(Short problem) Return all lines where the word "count" can be found.
-- Start of Records for this exercise --
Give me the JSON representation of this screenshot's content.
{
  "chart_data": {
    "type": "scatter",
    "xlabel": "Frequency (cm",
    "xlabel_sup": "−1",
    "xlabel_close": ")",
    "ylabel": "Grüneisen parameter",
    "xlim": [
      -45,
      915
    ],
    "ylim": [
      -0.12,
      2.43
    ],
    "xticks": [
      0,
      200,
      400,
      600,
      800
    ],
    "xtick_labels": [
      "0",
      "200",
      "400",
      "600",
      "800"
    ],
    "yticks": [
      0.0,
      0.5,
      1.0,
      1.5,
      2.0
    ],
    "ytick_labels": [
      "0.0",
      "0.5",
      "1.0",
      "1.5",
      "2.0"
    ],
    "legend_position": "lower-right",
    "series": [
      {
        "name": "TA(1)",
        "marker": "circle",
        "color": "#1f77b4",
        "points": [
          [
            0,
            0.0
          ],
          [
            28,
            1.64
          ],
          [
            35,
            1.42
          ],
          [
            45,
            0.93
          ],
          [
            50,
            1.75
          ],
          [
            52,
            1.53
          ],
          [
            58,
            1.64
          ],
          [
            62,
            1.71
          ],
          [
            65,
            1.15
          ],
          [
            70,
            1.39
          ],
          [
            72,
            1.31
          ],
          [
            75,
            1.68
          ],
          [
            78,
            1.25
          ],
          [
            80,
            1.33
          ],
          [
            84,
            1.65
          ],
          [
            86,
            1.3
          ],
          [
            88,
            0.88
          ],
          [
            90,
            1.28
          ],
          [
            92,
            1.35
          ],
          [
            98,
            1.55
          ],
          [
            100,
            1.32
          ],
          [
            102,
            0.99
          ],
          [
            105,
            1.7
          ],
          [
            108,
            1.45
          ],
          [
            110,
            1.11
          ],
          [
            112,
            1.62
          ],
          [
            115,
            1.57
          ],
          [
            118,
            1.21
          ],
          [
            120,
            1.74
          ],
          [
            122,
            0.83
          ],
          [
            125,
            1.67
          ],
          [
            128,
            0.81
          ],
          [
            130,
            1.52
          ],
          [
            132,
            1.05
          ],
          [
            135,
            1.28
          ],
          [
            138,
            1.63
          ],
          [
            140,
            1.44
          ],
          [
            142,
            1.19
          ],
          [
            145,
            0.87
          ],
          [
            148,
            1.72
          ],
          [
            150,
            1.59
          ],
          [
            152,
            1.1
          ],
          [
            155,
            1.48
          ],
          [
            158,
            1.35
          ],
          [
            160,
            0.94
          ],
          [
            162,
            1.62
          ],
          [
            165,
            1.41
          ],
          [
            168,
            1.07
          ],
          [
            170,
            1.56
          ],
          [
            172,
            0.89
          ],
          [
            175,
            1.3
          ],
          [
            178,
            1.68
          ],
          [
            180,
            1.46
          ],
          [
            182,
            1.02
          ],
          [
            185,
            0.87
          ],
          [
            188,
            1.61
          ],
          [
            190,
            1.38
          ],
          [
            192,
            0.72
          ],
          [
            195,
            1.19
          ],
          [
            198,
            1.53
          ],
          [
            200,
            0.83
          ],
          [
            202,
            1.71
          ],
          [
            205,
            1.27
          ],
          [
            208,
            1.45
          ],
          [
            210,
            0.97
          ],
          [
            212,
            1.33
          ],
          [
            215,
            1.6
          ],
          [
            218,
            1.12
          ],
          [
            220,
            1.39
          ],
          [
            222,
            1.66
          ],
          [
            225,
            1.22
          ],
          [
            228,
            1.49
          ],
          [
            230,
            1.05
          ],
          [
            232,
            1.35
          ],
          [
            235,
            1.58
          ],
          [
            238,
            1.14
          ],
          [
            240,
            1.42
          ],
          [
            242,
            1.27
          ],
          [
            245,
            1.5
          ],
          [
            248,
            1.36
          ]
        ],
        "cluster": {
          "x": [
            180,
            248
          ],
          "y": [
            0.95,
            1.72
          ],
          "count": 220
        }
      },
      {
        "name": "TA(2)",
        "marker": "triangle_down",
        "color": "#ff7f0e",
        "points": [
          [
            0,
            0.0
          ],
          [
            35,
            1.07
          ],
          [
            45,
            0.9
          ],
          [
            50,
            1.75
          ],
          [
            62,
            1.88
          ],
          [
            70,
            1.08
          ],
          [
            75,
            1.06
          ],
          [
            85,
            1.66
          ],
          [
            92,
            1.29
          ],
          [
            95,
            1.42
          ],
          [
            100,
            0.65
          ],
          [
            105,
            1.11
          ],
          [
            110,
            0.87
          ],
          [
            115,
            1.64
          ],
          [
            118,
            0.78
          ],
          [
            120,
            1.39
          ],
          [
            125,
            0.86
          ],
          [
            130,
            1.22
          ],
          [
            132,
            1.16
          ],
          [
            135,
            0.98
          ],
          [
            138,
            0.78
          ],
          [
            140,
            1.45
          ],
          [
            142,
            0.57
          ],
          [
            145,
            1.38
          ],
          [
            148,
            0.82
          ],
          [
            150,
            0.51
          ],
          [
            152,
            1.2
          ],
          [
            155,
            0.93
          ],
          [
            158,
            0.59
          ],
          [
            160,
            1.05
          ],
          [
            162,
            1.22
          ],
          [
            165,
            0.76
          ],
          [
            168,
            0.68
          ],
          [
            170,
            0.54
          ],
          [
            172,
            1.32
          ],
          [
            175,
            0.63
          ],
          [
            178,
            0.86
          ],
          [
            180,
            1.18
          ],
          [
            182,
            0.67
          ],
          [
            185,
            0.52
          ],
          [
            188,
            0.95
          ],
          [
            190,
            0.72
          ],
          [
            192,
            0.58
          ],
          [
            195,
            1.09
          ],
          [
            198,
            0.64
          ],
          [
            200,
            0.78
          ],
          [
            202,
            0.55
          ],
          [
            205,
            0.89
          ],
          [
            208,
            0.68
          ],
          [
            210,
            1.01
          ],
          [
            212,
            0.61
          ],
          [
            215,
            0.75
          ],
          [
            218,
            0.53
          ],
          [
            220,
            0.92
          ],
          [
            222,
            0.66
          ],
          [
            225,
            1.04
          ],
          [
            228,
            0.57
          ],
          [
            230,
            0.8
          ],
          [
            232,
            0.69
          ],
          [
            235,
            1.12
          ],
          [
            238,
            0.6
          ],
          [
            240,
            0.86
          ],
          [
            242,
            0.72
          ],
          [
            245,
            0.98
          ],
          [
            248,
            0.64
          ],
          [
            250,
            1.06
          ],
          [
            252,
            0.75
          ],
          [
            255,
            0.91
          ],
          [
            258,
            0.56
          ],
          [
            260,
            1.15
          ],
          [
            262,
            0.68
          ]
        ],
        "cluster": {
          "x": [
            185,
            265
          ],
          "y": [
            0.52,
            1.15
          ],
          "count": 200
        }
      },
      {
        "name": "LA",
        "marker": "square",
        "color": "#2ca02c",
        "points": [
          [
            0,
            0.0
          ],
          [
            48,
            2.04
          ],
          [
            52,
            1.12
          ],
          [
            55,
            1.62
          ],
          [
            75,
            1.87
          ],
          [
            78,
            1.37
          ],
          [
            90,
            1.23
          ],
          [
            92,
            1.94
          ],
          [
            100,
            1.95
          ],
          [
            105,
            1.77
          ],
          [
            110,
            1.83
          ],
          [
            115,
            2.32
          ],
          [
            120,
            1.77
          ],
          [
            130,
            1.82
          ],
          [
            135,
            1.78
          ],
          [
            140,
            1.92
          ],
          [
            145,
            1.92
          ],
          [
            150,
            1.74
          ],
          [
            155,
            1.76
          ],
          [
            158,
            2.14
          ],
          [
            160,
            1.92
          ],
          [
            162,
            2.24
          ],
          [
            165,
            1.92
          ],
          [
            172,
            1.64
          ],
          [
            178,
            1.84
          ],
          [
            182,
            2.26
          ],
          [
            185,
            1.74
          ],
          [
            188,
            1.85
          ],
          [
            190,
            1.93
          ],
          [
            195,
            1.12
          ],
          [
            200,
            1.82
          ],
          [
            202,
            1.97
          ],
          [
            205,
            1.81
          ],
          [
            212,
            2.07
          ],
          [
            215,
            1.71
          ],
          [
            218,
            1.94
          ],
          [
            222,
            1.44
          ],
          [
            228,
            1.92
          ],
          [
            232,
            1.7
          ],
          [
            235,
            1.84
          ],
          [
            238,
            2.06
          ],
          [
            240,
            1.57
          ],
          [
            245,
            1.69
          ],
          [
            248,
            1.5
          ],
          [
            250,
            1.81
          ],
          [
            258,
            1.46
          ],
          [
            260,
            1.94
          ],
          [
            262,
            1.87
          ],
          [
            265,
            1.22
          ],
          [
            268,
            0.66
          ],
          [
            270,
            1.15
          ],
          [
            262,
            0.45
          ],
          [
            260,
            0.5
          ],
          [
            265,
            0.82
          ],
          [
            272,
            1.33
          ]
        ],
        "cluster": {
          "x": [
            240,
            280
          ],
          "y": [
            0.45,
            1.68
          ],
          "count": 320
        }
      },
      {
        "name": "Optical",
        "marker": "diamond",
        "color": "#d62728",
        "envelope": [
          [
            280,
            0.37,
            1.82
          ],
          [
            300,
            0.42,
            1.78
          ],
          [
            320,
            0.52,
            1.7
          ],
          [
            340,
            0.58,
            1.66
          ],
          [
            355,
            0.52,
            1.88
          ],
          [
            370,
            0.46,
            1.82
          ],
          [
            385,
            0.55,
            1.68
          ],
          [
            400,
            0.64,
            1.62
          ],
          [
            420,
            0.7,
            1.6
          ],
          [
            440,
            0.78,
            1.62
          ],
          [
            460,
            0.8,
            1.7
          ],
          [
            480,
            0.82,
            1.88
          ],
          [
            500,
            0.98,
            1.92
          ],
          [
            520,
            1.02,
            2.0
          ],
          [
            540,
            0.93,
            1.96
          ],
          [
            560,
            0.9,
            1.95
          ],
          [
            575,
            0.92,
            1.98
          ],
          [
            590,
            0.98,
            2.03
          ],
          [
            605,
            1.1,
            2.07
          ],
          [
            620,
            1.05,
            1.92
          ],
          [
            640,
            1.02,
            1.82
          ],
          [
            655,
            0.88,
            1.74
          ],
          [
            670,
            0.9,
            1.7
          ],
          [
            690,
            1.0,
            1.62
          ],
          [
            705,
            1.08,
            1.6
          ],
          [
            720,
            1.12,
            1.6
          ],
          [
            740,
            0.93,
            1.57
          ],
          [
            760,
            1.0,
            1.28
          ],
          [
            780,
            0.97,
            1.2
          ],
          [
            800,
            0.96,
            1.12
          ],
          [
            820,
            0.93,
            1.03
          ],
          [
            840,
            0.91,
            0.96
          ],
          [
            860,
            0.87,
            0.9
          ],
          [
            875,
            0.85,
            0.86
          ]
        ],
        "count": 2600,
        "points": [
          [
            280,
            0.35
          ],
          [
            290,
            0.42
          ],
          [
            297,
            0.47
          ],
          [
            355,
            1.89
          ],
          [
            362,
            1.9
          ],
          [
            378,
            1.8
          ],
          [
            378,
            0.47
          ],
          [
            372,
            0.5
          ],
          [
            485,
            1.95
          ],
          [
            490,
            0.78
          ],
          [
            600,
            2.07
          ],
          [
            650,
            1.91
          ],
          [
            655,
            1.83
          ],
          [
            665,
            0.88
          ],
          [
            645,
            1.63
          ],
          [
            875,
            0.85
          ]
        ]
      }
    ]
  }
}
-- End of Records for this exercise --
(Final answer)
          "count": 220
          "count": 200
          "count": 320
        "count": 2600,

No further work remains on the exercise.